Armenian News Network / Groong
September 24, 2001

By Richard Giragosian and Khatchik Derghoukassian

The aftermath of the terrorist attacks in New York and Washington on
September 11, 2001, have left most Americans convinced that the
country will no longer be the same.  Such sentiment is also true for
much of the world.  Had these attacks occurred in any other country
the impact would certainly not be as global.  But by hitting the
world's only superpower at the very heart of its most important
institutions, the attacks have rocked the very foundations of global
stability.  The ripples of the morning of September 11th continue to
resonate throughout the global financial markets and threaten the
stability of the world's political-military system.  Yet, much of the
changes that are still to come will depend on how Washington will
define and pursue its leadership in the world. Meanwhile, the real
challenge rests neither in discovering who is behind these attacks,
nor in the retaliation against those responsible. The real challenge
lies in the imperative to ensure international security while
minimizing and containing new threats to global stability.

Washington at War: A Three-Stage Response

Although unilateral retaliatory action by the United States seems
imminent, the Bush Administration is engaged in a serious multilateral
effort of coalition building.  This coalition building, in the hands
of U.S. Secretary of State Colin Powell, represents the first of three
stages in the U.S.  government's response to this crisis.  This first
stage stresses the need to assemble a broad and diverse coalition of
nations, assembled within the commonality of threat, to foster
legitimacy, justification and reassurance for U.S. leadership in
restoring stability and security to the international system.  The
coalition building already includes new overtures to previously
polarized nations, such as Iran for example, and seeks to build on the
global momentum of repulsion and insecurity in the wake of these

The second stage reverts to the more traditional pre-crisis model of
the Bush Administration: unilateralism.  This second stage, the actual
launching of the retaliatory campaign, is to be led by Defense
Secretary Donald Rumsfeld, with an emphasis on coordinating the
campaign with supplemental economic, political and diplomatic
offensive components.  This second stage would be the longest of the
three, with a duration only questioned by constraints of political and
financial will.  The test of effectiveness here is the comparison with
the "war on drugs."  If this second stage campaign against terrorism
falls into the quagmire of the misguided effort against drugs, the
campaign is doomed to fail.  If, however, the campaign can address the
issues of the cause for such instability and threat, there is a
greater likelihood of effectiveness and support.

**RECORDED DATA:**
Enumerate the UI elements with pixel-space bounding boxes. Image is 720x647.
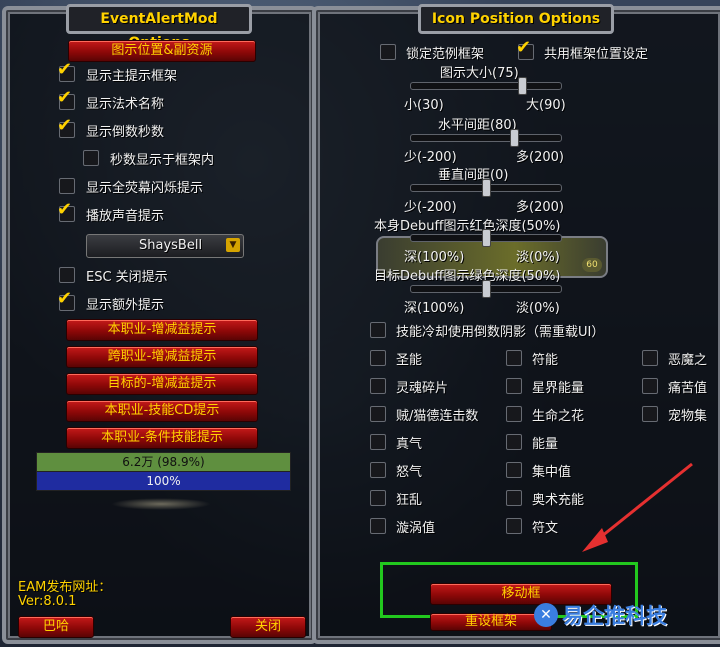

**PROBLEM REQUIREMENTS:**
In the article on the September 11 attacks, why did the attacks shake the foundations of global stability more than attacks in another country would have? Answer in one to three sentences.

**OUTPUT OF THE EXERCISE:**
The attacks struck the world's only superpower at the heart of its most important institutions. Had they happened in any other country, their impact would not have been as global.